Return every record verbatim.

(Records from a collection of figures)
_ _ _ _ _ _ _

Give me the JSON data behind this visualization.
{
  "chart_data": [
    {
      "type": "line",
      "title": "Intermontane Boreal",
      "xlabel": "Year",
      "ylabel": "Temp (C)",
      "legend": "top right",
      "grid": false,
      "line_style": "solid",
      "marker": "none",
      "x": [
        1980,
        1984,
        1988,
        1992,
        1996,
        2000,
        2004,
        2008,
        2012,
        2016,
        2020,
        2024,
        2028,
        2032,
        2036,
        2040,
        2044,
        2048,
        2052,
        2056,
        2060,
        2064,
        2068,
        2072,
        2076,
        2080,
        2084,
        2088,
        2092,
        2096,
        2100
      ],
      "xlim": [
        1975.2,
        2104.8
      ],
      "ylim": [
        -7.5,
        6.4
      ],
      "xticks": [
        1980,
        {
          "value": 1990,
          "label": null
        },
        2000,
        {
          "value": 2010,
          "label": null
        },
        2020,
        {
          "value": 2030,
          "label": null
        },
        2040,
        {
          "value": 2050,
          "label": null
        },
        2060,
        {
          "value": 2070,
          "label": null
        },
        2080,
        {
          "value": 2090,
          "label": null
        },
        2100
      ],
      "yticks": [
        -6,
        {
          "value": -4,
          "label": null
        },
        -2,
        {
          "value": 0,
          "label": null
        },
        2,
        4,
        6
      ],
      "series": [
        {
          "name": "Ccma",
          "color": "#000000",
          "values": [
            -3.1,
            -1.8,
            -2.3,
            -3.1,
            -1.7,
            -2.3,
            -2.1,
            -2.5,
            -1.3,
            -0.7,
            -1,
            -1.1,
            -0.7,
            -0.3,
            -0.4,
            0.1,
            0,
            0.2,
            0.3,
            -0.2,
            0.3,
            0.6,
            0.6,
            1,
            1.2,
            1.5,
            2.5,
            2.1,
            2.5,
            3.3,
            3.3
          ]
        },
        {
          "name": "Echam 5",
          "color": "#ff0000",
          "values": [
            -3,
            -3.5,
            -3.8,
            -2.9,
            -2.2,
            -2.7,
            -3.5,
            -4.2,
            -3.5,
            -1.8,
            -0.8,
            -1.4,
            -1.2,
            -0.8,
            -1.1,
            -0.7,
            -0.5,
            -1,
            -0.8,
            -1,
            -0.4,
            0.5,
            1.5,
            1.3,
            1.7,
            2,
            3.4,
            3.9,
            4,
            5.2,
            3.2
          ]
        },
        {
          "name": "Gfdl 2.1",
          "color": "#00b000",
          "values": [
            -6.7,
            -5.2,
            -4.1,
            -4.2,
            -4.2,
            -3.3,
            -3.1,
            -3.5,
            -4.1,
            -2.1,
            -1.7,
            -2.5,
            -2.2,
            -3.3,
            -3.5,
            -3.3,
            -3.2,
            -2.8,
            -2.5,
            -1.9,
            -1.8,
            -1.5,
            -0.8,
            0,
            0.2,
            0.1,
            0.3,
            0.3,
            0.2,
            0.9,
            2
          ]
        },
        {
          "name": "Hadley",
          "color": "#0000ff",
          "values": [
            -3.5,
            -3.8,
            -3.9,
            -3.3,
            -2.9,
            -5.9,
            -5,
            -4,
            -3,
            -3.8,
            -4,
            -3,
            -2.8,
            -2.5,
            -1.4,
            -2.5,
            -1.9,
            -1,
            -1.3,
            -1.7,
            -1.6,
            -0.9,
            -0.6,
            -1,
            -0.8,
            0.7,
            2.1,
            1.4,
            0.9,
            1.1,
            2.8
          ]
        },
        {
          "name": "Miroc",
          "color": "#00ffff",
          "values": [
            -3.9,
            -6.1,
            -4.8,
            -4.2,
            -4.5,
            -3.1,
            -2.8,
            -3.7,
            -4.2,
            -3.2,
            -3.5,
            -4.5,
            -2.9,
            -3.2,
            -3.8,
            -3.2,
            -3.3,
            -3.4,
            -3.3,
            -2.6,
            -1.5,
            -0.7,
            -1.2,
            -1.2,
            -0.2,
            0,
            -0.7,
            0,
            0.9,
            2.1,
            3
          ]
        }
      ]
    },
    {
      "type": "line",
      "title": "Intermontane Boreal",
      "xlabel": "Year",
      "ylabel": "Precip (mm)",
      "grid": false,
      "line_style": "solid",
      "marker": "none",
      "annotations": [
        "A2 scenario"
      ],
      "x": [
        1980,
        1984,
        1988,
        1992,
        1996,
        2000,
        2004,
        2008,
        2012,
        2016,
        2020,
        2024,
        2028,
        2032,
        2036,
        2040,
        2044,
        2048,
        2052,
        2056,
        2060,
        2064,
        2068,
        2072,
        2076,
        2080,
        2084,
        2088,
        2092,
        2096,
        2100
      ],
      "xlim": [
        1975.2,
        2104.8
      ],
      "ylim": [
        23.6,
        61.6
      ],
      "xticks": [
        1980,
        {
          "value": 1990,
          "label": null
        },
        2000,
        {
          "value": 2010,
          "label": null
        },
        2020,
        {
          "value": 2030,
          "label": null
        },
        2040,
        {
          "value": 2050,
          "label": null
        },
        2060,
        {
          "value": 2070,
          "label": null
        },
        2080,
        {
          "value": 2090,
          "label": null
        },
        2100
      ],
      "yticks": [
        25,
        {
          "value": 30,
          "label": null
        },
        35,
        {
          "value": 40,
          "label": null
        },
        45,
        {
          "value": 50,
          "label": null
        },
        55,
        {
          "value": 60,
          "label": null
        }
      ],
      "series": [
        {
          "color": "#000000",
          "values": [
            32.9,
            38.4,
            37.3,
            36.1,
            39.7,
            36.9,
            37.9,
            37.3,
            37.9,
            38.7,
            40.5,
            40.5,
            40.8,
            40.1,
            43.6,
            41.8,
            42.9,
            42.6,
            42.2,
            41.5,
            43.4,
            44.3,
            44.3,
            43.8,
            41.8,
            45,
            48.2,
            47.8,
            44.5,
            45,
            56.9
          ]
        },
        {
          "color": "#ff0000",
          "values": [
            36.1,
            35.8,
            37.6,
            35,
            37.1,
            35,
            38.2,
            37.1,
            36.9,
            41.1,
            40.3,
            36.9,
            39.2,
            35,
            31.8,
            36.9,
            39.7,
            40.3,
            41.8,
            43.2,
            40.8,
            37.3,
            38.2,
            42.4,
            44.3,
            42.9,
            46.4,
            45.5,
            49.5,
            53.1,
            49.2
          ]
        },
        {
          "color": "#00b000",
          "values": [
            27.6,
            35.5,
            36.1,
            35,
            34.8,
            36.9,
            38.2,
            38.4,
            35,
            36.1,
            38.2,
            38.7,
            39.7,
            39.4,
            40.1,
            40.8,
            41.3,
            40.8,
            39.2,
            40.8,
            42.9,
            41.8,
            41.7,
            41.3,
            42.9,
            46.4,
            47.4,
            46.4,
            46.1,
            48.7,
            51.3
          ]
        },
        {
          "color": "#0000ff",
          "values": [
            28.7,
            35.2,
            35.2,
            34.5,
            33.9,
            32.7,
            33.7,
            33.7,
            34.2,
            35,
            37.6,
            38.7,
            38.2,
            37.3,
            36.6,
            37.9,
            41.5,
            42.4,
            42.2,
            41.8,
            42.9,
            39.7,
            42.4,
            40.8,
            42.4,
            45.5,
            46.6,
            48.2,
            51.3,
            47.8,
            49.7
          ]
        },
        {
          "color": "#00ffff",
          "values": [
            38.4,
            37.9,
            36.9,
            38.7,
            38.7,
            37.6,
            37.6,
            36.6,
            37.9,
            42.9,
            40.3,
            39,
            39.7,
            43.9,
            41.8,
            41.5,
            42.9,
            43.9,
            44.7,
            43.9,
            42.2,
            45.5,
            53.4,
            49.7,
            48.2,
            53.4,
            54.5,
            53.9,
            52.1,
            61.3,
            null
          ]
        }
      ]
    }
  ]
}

_ _ _ _ _ _ _

■ **The reply**:
Give me the JSON data behind this visualization.
{
  "chart_data": [
    {
      "type": "line",
      "title": "Intermontane Boreal",
      "xlabel": "Year",
      "ylabel": "Temp (C)",
      "legend": "top right",
      "grid": false,
      "line_style": "solid",
      "marker": "none",
      "x": [
        1980,
        1984,
        1988,
        1992,
        1996,
        2000,
        2004,
        2008,
        2012,
        2016,
        2020,
        2024,
        2028,
        2032,
        2036,
        2040,
        2044,
        2048,
        2052,
        2056,
        2060,
        2064,
        2068,
        2072,
        2076,
        2080,
        2084,
        2088,
        2092,
        2096,
        2100
      ],
      "xlim": [
        1975.2,
        2104.8
      ],
      "ylim": [
        -7.5,
        6.4
      ],
      "xticks": [
        1980,
        {
          "value": 1990,
          "label": null
        },
        2000,
        {
          "value": 2010,
          "label": null
        },
        2020,
        {
          "value": 2030,
          "label": null
        },
        2040,
        {
          "value": 2050,
          "label": null
        },
        2060,
        {
          "value": 2070,
          "label": null
        },
        2080,
        {
          "value": 2090,
          "label": null
        },
        2100
      ],
      "yticks": [
        -6,
        {
          "value": -4,
          "label": null
        },
        -2,
        {
          "value": 0,
          "label": null
        },
        2,
        4,
        6
      ],
      "series": [
        {
          "name": "Ccma",
          "color": "#000000",
          "values": [
            -3.1,
            -1.8,
            -2.3,
            -3.1,
            -1.7,
            -2.3,
            -2.1,
            -2.5,
            -1.3,
            -0.7,
            -1,
            -1.1,
            -0.7,
            -0.3,
            -0.4,
            0.1,
            0,
            0.2,
            0.3,
            -0.2,
            0.3,
            0.6,
            0.6,
            1,
            1.2,
            1.5,
            2.5,
            2.1,
            2.5,
            3.3,
            3.3
          ]
        },
        {
          "name": "Echam 5",
          "color": "#ff0000",
          "values": [
            -3,
            -3.5,
            -3.8,
            -2.9,
            -2.2,
            -2.7,
            -3.5,
            -4.2,
            -3.5,
            -1.8,
            -0.8,
            -1.4,
            -1.2,
            -0.8,
            -1.1,
            -0.7,
            -0.5,
            -1,
            -0.8,
            -1,
            -0.4,
            0.5,
            1.5,
            1.3,
            1.7,
            2,
            3.4,
            3.9,
            4,
            5.2,
            3.2
          ]
        },
        {
          "name": "Gfdl 2.1",
          "color": "#00b000",
          "values": [
            -6.7,
            -5.2,
            -4.1,
            -4.2,
            -4.2,
            -3.3,
            -3.1,
            -3.5,
            -4.1,
            -2.1,
            -1.7,
            -2.5,
            -2.2,
            -3.3,
            -3.5,
            -3.3,
            -3.2,
            -2.8,
            -2.5,
            -1.9,
            -1.8,
            -1.5,
            -0.8,
            0,
            0.2,
            0.1,
            0.3,
            0.3,
            0.2,
            0.9,
            2
          ]
        },
        {
          "name": "Hadley",
          "color": "#0000ff",
          "values": [
            -3.5,
            -3.8,
            -3.9,
            -3.3,
            -2.9,
            -5.9,
            -5,
            -4,
            -3,
            -3.8,
            -4,
            -3,
            -2.8,
            -2.5,
            -1.4,
            -2.5,
            -1.9,
            -1,
            -1.3,
            -1.7,
            -1.6,
            -0.9,
            -0.6,
            -1,
            -0.8,
            0.7,
            2.1,
            1.4,
            0.9,
            1.1,
            2.8
          ]
        },
        {
          "name": "Miroc",
          "color": "#00ffff",
          "values": [
            -3.9,
            -6.1,
            -4.8,
            -4.2,
            -4.5,
            -3.1,
            -2.8,
            -3.7,
            -4.2,
            -3.2,
            -3.5,
            -4.5,
            -2.9,
            -3.2,
            -3.8,
            -3.2,
            -3.3,
            -3.4,
            -3.3,
            -2.6,
            -1.5,
            -0.7,
            -1.2,
            -1.2,
            -0.2,
            0,
            -0.7,
            0,
            0.9,
            2.1,
            3
          ]
        }
      ]
    },
    {
      "type": "line",
      "title": "Intermontane Boreal",
      "xlabel": "Year",
      "ylabel": "Precip (mm)",
      "grid": false,
      "line_style": "solid",
      "marker": "none",
      "annotations": [
        "A2 scenario"
      ],
      "x": [
        1980,
        1984,
        1988,
        1992,
        1996,
        2000,
        2004,
        2008,
        2012,
        2016,
        2020,
        2024,
        2028,
        2032,
        2036,
        2040,
        2044,
        2048,
        2052,
        2056,
        2060,
        2064,
        2068,
        2072,
        2076,
        2080,
        2084,
        2088,
        2092,
        2096,
        2100
      ],
      "xlim": [
        1975.2,
        2104.8
      ],
      "ylim": [
        23.6,
        61.6
      ],
      "xticks": [
        1980,
        {
          "value": 1990,
          "label": null
        },
        2000,
        {
          "value": 2010,
          "label": null
        },
        2020,
        {
          "value": 2030,
          "label": null
        },
        2040,
        {
          "value": 2050,
          "label": null
        },
        2060,
        {
          "value": 2070,
          "label": null
        },
        2080,
        {
          "value": 2090,
          "label": null
        },
        2100
      ],
      "yticks": [
        25,
        {
          "value": 30,
          "label": null
        },
        35,
        {
          "value": 40,
          "label": null
        },
        45,
        {
          "value": 50,
          "label": null
        },
        55,
        {
          "value": 60,
          "label": null
        }
      ],
      "series": [
        {
          "color": "#000000",
          "values": [
            32.9,
            38.4,
            37.3,
            36.1,
            39.7,
            36.9,
            37.9,
            37.3,
            37.9,
            38.7,
            40.5,
            40.5,
            40.8,
            40.1,
            43.6,
            41.8,
            42.9,
            42.6,
            42.2,
            41.5,
            43.4,
            44.3,
            44.3,
            43.8,
            41.8,
            45,
            48.2,
            47.8,
            44.5,
            45,
            56.9
          ]
        },
        {
          "color": "#ff0000",
          "values": [
            36.1,
            35.8,
            37.6,
            35,
            37.1,
            35,
            38.2,
            37.1,
            36.9,
            41.1,
            40.3,
            36.9,
            39.2,
            35,
            31.8,
            36.9,
            39.7,
            40.3,
            41.8,
            43.2,
            40.8,
            37.3,
            38.2,
            42.4,
            44.3,
            42.9,
            46.4,
            45.5,
            49.5,
            53.1,
            49.2
          ]
        },
        {
          "color": "#00b000",
          "values": [
            27.6,
            35.5,
            36.1,
            35,
            34.8,
            36.9,
            38.2,
            38.4,
            35,
            36.1,
            38.2,
            38.7,
            39.7,
            39.4,
            40.1,
            40.8,
            41.3,
            40.8,
            39.2,
            40.8,
            42.9,
            41.8,
            41.7,
            41.3,
            42.9,
            46.4,
            47.4,
            46.4,
            46.1,
            48.7,
            51.3
          ]
        },
        {
          "color": "#0000ff",
          "values": [
            28.7,
            35.2,
            35.2,
            34.5,
            33.9,
            32.7,
            33.7,
            33.7,
            34.2,
            35,
            37.6,
            38.7,
            38.2,
            37.3,
            36.6,
            37.9,
            41.5,
            42.4,
            42.2,
            41.8,
            42.9,
            39.7,
            42.4,
            40.8,
            42.4,
            45.5,
            46.6,
            48.2,
            51.3,
            47.8,
            49.7
          ]
        },
        {
          "color": "#00ffff",
          "values": [
            38.4,
            37.9,
            36.9,
            38.7,
            38.7,
            37.6,
            37.6,
            36.6,
            37.9,
            42.9,
            40.3,
            39,
            39.7,
            43.9,
            41.8,
            41.5,
            42.9,
            43.9,
            44.7,
            43.9,
            42.2,
            45.5,
            53.4,
            49.7,
            48.2,
            53.4,
            54.5,
            53.9,
            52.1,
            61.3,
            null
          ]
        }
      ]
    }
  ]
}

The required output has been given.